▶ **Data provided**
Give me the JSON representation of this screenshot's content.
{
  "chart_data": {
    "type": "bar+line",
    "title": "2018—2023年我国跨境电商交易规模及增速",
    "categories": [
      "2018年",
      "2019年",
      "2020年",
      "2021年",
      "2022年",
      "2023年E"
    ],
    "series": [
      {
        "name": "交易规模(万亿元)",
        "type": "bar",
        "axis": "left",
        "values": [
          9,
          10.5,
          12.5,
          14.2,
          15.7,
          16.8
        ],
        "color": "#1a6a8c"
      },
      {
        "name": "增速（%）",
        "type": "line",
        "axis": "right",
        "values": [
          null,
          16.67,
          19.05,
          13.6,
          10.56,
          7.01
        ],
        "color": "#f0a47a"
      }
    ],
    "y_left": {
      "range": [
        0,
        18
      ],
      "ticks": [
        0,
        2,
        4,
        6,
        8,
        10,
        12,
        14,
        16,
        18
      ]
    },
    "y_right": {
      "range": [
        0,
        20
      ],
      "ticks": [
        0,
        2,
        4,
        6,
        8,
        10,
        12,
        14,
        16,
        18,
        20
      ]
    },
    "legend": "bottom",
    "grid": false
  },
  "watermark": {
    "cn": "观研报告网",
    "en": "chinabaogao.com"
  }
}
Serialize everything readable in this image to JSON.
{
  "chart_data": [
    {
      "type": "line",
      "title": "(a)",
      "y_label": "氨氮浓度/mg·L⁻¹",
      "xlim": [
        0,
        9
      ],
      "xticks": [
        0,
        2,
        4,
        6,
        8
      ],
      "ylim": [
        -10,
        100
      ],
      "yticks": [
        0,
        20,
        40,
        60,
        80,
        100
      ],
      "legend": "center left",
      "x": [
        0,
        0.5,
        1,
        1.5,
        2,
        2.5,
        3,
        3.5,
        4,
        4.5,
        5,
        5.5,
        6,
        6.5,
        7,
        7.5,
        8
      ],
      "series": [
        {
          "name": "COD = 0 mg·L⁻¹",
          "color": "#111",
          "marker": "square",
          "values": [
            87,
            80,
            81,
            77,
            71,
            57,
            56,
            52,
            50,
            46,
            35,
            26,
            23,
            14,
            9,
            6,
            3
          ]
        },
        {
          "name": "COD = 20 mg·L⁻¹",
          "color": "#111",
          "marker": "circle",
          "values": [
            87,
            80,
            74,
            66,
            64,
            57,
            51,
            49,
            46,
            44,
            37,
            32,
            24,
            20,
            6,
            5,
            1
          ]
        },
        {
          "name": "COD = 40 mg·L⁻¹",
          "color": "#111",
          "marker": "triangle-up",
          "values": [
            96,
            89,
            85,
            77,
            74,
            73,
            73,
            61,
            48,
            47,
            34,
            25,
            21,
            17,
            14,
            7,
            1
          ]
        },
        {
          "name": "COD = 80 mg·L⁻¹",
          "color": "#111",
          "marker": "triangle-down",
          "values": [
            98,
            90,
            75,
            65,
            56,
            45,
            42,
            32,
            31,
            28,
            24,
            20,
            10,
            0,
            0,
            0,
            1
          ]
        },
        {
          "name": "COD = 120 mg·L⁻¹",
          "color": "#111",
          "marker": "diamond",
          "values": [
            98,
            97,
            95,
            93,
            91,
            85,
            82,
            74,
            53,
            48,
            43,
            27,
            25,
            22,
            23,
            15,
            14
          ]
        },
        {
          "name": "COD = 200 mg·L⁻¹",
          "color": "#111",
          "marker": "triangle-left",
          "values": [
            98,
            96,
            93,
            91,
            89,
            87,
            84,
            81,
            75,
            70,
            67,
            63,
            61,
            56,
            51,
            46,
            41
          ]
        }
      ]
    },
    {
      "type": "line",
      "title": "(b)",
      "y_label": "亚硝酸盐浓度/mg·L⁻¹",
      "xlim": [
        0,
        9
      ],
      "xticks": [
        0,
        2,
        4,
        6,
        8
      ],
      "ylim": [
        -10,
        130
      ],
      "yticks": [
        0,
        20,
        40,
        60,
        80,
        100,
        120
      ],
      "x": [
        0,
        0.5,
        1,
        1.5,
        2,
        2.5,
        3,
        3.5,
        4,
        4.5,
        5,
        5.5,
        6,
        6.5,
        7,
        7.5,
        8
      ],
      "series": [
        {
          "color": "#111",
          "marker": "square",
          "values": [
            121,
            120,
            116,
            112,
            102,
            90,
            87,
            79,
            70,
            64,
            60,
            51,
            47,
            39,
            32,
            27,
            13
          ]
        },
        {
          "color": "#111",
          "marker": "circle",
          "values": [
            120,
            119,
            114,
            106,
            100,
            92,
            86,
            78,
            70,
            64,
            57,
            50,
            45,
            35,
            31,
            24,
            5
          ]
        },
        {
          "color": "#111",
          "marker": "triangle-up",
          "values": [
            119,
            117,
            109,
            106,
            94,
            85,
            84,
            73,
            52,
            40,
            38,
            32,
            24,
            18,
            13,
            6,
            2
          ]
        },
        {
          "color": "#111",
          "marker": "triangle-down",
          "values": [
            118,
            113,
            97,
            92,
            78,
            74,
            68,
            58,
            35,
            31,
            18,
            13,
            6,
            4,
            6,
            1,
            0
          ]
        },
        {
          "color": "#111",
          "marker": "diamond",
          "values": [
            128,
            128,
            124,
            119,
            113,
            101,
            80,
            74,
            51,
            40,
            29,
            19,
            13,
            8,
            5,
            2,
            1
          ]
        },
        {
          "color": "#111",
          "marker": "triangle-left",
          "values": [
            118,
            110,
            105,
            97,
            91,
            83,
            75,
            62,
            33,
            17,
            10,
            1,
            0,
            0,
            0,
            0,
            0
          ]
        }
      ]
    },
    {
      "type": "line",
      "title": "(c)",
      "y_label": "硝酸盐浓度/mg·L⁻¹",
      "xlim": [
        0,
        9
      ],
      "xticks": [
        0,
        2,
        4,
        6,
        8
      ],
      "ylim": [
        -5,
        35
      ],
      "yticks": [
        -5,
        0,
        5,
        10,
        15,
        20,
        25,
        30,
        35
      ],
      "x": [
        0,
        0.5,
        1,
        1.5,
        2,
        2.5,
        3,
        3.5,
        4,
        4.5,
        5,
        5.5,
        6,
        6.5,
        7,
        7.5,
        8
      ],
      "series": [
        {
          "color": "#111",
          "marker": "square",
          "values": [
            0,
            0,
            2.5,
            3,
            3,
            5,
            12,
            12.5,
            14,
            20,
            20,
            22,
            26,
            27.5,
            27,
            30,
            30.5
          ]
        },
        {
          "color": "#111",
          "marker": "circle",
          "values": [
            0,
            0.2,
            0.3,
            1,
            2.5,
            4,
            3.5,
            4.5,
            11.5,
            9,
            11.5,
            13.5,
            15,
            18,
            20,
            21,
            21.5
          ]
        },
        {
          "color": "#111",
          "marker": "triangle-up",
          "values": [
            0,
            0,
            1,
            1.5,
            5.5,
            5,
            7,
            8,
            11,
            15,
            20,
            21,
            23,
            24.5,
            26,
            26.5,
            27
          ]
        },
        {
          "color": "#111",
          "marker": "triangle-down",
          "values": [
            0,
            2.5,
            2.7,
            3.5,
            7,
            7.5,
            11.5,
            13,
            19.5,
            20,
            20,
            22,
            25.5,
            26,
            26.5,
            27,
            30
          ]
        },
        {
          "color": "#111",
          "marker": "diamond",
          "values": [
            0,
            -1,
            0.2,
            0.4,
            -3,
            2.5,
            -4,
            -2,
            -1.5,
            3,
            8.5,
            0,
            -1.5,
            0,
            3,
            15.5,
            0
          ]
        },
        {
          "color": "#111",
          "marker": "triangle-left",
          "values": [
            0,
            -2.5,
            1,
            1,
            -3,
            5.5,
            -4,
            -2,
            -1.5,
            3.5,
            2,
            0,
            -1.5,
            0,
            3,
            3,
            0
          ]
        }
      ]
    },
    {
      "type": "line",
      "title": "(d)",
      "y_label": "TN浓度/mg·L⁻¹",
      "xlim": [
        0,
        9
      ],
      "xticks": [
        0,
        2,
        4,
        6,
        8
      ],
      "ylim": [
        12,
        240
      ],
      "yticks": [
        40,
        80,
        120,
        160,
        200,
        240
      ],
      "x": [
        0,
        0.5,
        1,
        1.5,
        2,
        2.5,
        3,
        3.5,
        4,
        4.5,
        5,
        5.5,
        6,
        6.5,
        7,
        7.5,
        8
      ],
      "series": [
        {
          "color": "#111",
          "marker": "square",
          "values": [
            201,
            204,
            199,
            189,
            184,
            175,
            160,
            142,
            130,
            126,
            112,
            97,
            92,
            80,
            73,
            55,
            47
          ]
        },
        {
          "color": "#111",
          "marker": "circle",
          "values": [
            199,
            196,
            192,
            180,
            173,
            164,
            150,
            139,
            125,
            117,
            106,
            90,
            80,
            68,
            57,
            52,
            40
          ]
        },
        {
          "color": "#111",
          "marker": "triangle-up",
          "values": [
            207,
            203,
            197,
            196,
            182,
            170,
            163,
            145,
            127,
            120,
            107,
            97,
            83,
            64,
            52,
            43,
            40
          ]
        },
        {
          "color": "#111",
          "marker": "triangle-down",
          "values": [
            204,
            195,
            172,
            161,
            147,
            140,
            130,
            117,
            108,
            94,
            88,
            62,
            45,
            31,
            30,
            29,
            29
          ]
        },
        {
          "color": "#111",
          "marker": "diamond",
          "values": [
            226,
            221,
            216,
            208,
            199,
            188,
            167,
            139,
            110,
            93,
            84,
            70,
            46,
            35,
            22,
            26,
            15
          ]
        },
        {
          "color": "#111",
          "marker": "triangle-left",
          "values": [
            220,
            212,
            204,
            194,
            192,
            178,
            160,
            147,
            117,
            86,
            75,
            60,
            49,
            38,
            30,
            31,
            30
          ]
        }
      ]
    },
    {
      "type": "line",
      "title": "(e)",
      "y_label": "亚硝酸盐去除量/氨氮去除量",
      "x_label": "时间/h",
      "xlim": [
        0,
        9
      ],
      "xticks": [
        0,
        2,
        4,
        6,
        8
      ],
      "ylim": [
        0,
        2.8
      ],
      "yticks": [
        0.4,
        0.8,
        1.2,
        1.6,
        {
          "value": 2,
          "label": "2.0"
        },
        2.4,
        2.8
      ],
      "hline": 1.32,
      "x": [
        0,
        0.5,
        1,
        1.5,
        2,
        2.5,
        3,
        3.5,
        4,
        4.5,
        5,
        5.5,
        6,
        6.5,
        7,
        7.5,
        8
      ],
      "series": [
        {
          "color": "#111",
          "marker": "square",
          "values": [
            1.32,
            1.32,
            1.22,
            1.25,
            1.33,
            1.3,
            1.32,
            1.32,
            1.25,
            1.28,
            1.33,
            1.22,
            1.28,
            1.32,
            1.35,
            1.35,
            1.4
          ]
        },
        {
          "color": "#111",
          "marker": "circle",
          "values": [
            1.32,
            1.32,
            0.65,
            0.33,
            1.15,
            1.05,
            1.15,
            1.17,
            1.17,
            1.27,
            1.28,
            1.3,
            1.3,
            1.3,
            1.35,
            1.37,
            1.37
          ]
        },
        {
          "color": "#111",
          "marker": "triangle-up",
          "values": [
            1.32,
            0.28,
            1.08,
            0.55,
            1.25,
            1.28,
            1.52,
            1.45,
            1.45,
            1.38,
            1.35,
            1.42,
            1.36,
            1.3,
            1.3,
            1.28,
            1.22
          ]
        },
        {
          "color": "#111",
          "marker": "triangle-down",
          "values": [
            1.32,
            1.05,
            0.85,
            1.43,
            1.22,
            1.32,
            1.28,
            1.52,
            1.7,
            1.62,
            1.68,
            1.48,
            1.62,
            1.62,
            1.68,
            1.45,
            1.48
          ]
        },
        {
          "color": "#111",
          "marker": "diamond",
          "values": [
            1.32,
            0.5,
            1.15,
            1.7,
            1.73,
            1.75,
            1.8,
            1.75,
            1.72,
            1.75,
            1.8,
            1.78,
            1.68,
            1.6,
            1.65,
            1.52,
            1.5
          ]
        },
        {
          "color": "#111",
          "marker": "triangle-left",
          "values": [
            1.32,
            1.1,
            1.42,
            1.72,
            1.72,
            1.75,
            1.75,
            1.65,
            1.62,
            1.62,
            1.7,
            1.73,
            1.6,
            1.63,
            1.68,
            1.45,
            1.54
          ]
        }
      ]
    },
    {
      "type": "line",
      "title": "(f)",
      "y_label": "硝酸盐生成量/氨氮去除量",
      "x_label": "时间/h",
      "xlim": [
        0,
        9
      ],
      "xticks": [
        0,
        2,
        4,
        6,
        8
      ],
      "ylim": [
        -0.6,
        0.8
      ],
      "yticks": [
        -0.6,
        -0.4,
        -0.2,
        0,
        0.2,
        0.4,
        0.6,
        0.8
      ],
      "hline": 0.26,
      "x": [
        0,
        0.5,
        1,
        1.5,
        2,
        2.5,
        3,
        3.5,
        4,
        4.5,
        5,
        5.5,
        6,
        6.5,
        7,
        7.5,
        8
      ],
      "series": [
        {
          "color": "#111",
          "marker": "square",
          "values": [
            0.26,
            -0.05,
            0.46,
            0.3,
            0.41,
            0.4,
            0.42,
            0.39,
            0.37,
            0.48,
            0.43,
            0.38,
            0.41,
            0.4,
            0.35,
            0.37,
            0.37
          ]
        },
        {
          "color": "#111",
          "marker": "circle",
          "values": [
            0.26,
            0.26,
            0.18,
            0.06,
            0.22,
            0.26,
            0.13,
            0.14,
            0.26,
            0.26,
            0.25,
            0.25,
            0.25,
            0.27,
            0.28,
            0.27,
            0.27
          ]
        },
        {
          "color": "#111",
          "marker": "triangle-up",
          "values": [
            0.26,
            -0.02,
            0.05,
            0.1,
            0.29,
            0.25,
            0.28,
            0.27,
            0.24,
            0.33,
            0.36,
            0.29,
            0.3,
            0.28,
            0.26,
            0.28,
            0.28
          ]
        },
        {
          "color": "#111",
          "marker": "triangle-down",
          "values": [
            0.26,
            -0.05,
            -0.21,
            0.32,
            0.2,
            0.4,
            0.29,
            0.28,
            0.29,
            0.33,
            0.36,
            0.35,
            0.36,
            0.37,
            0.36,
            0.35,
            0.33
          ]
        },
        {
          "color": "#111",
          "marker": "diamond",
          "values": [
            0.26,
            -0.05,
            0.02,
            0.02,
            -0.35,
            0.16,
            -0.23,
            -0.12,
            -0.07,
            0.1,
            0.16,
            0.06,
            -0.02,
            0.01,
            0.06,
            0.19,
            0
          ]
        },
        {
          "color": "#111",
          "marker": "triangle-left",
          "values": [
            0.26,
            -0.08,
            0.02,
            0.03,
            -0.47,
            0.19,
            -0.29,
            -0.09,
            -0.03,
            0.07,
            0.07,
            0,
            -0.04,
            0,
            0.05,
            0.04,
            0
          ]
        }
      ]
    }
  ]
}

▶ **Task to carry out**
Show every line from the entries above in which "氨氮去除量" appears.

▶ **The result**
      "y_label": "亚硝酸盐去除量/氨氮去除量",
      "y_label": "硝酸盐生成量/氨氮去除量",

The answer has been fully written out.